Objective – The records that follow need to be output exactly as they are.

A block of data
------------------------------------

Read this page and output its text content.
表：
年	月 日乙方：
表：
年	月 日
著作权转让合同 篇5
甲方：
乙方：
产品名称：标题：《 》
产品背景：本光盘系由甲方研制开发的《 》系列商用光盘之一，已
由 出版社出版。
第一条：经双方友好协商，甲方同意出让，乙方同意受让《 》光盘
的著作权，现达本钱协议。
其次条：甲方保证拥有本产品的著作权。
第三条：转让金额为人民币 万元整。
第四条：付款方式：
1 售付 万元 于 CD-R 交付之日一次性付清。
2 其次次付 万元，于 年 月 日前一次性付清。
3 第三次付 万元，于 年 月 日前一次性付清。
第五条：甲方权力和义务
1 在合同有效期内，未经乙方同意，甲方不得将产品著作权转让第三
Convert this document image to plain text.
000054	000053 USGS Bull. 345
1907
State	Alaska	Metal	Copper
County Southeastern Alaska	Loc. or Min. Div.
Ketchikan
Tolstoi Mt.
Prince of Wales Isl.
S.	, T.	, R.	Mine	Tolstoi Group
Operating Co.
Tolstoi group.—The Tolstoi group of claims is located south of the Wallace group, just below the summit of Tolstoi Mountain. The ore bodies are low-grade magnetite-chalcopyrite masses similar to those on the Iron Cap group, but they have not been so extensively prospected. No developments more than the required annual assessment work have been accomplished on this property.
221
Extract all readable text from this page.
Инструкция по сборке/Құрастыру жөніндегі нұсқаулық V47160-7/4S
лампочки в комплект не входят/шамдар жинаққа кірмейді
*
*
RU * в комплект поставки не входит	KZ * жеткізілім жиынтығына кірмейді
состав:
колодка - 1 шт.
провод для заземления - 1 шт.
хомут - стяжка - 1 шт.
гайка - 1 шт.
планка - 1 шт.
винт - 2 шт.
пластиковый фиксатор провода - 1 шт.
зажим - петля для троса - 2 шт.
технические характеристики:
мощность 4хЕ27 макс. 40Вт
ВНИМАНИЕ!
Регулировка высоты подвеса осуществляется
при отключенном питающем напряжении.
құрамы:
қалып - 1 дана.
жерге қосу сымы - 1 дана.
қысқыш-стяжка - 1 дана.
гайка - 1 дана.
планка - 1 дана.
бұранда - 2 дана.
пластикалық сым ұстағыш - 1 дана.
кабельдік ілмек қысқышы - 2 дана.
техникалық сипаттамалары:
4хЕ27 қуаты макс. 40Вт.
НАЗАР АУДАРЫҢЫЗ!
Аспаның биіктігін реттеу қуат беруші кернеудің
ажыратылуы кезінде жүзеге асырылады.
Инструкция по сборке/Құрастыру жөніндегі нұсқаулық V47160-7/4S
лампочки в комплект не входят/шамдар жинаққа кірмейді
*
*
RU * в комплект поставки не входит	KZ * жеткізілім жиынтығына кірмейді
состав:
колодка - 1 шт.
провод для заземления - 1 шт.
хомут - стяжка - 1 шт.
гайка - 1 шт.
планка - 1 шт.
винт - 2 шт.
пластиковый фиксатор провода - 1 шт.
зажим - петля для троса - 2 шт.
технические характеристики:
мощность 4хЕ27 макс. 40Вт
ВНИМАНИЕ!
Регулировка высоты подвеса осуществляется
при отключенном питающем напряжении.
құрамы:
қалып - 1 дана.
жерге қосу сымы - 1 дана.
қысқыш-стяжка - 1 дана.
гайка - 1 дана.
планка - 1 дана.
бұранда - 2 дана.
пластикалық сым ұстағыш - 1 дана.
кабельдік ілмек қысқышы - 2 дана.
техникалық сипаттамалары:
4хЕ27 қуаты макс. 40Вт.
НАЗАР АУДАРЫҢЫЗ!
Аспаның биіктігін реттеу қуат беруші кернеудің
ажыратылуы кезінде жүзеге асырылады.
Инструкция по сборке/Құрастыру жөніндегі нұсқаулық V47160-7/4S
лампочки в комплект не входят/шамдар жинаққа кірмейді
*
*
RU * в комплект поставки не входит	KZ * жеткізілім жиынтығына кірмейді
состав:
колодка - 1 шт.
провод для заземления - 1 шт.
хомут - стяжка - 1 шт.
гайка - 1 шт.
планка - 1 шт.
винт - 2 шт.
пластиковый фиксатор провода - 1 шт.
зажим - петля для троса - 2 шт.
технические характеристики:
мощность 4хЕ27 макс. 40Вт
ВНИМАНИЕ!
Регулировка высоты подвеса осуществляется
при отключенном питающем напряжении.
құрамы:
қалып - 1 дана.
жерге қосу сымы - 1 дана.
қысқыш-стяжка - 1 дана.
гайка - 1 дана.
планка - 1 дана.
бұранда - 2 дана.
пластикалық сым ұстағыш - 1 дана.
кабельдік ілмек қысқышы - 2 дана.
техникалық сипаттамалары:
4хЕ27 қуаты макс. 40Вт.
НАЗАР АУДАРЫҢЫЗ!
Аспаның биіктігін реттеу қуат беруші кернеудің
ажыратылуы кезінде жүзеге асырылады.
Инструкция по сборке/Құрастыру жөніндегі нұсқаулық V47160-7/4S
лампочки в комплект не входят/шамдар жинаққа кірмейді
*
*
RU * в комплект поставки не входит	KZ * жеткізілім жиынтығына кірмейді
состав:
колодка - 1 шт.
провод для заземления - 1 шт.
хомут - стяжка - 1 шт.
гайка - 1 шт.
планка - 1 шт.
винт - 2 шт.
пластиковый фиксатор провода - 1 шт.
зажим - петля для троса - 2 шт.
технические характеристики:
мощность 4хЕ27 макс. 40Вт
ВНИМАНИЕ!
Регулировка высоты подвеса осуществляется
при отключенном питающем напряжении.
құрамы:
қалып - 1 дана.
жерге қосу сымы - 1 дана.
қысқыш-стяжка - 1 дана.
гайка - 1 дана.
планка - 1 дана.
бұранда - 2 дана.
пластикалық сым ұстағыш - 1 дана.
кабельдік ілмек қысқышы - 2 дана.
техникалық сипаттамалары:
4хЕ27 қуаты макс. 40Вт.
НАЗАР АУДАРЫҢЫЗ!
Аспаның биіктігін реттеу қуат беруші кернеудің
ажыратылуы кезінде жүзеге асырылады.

------------------------------------

Response –
Read this page and output its text content.
表：
年	月 日乙方：
表：
年	月 日
著作权转让合同 篇5
甲方：
乙方：
产品名称：标题：《 》
产品背景：本光盘系由甲方研制开发的《 》系列商用光盘之一，已
由 出版社出版。
第一条：经双方友好协商，甲方同意出让，乙方同意受让《 》光盘
的著作权，现达本钱协议。
其次条：甲方保证拥有本产品的著作权。
第三条：转让金额为人民币 万元整。
第四条：付款方式：
1 售付 万元 于 CD-R 交付之日一次性付清。
2 其次次付 万元，于 年 月 日前一次性付清。
3 第三次付 万元，于 年 月 日前一次性付清。
第五条：甲方权力和义务
1 在合同有效期内，未经乙方同意，甲方不得将产品著作权转让第三
Convert this document image to plain text.
000054	000053 USGS Bull. 345
1907
State	Alaska	Metal	Copper
County Southeastern Alaska	Loc. or Min. Div.
Ketchikan
Tolstoi Mt.
Prince of Wales Isl.
S.	, T.	, R.	Mine	Tolstoi Group
Operating Co.
Tolstoi group.—The Tolstoi group of claims is located south of the Wallace group, just below the summit of Tolstoi Mountain. The ore bodies are low-grade magnetite-chalcopyrite masses similar to those on the Iron Cap group, but they have not been so extensively prospected. No developments more than the required annual assessment work have been accomplished on this property.
221
Extract all readable text from this page.
Инструкция по сборке/Құрастыру жөніндегі нұсқаулық V47160-7/4S
лампочки в комплект не входят/шамдар жинаққа кірмейді
*
*
RU * в комплект поставки не входит	KZ * жеткізілім жиынтығына кірмейді
состав:
колодка - 1 шт.
провод для заземления - 1 шт.
хомут - стяжка - 1 шт.
гайка - 1 шт.
планка - 1 шт.
винт - 2 шт.
пластиковый фиксатор провода - 1 шт.
зажим - петля для троса - 2 шт.
технические характеристики:
мощность 4хЕ27 макс. 40Вт
ВНИМАНИЕ!
Регулировка высоты подвеса осуществляется
при отключенном питающем напряжении.
құрамы:
қалып - 1 дана.
жерге қосу сымы - 1 дана.
қысқыш-стяжка - 1 дана.
гайка - 1 дана.
планка - 1 дана.
бұранда - 2 дана.
пластикалық сым ұстағыш - 1 дана.
кабельдік ілмек қысқышы - 2 дана.
техникалық сипаттамалары:
4хЕ27 қуаты макс. 40Вт.
НАЗАР АУДАРЫҢЫЗ!
Аспаның биіктігін реттеу қуат беруші кернеудің
ажыратылуы кезінде жүзеге асырылады.
Инструкция по сборке/Құрастыру жөніндегі нұсқаулық V47160-7/4S
лампочки в комплект не входят/шамдар жинаққа кірмейді
*
*
RU * в комплект поставки не входит	KZ * жеткізілім жиынтығына кірмейді
состав:
колодка - 1 шт.
провод для заземления - 1 шт.
хомут - стяжка - 1 шт.
гайка - 1 шт.
планка - 1 шт.
винт - 2 шт.
пластиковый фиксатор провода - 1 шт.
зажим - петля для троса - 2 шт.
технические характеристики:
мощность 4хЕ27 макс. 40Вт
ВНИМАНИЕ!
Регулировка высоты подвеса осуществляется
при отключенном питающем напряжении.
құрамы:
қалып - 1 дана.
жерге қосу сымы - 1 дана.
қысқыш-стяжка - 1 дана.
гайка - 1 дана.
планка - 1 дана.
бұранда - 2 дана.
пластикалық сым ұстағыш - 1 дана.
кабельдік ілмек қысқышы - 2 дана.
техникалық сипаттамалары:
4хЕ27 қуаты макс. 40Вт.
НАЗАР АУДАРЫҢЫЗ!
Аспаның биіктігін реттеу қуат беруші кернеудің
ажыратылуы кезінде жүзеге асырылады.
Инструкция по сборке/Құрастыру жөніндегі нұсқаулық V47160-7/4S
лампочки в комплект не входят/шамдар жинаққа кірмейді
*
*
RU * в комплект поставки не входит	KZ * жеткізілім жиынтығына кірмейді
состав:
колодка - 1 шт.
провод для заземления - 1 шт.
хомут - стяжка - 1 шт.
гайка - 1 шт.
планка - 1 шт.
винт - 2 шт.
пластиковый фиксатор провода - 1 шт.
зажим - петля для троса - 2 шт.
технические характеристики:
мощность 4хЕ27 макс. 40Вт
ВНИМАНИЕ!
Регулировка высоты подвеса осуществляется
при отключенном питающем напряжении.
құрамы:
қалып - 1 дана.
жерге қосу сымы - 1 дана.
қысқыш-стяжка - 1 дана.
гайка - 1 дана.
планка - 1 дана.
бұранда - 2 дана.
пластикалық сым ұстағыш - 1 дана.
кабельдік ілмек қысқышы - 2 дана.
техникалық сипаттамалары:
4хЕ27 қуаты макс. 40Вт.
НАЗАР АУДАРЫҢЫЗ!
Аспаның биіктігін реттеу қуат беруші кернеудің
ажыратылуы кезінде жүзеге асырылады.
Инструкция по сборке/Құрастыру жөніндегі нұсқаулық V47160-7/4S
лампочки в комплект не входят/шамдар жинаққа кірмейді
*
*
RU * в комплект поставки не входит	KZ * жеткізілім жиынтығына кірмейді
состав:
колодка - 1 шт.
провод для заземления - 1 шт.
хомут - стяжка - 1 шт.
гайка - 1 шт.
планка - 1 шт.
винт - 2 шт.
пластиковый фиксатор провода - 1 шт.
зажим - петля для троса - 2 шт.
технические характеристики:
мощность 4хЕ27 макс. 40Вт
ВНИМАНИЕ!
Регулировка высоты подвеса осуществляется
при отключенном питающем напряжении.
құрамы:
қалып - 1 дана.
жерге қосу сымы - 1 дана.
қысқыш-стяжка - 1 дана.
гайка - 1 дана.
планка - 1 дана.
бұранда - 2 дана.
пластикалық сым ұстағыш - 1 дана.
кабельдік ілмек қысқышы - 2 дана.
техникалық сипаттамалары:
4хЕ27 қуаты макс. 40Вт.
НАЗАР АУДАРЫҢЫЗ!
Аспаның биіктігін реттеу қуат беруші кернеудің
ажыратылуы кезінде жүзеге асырылады.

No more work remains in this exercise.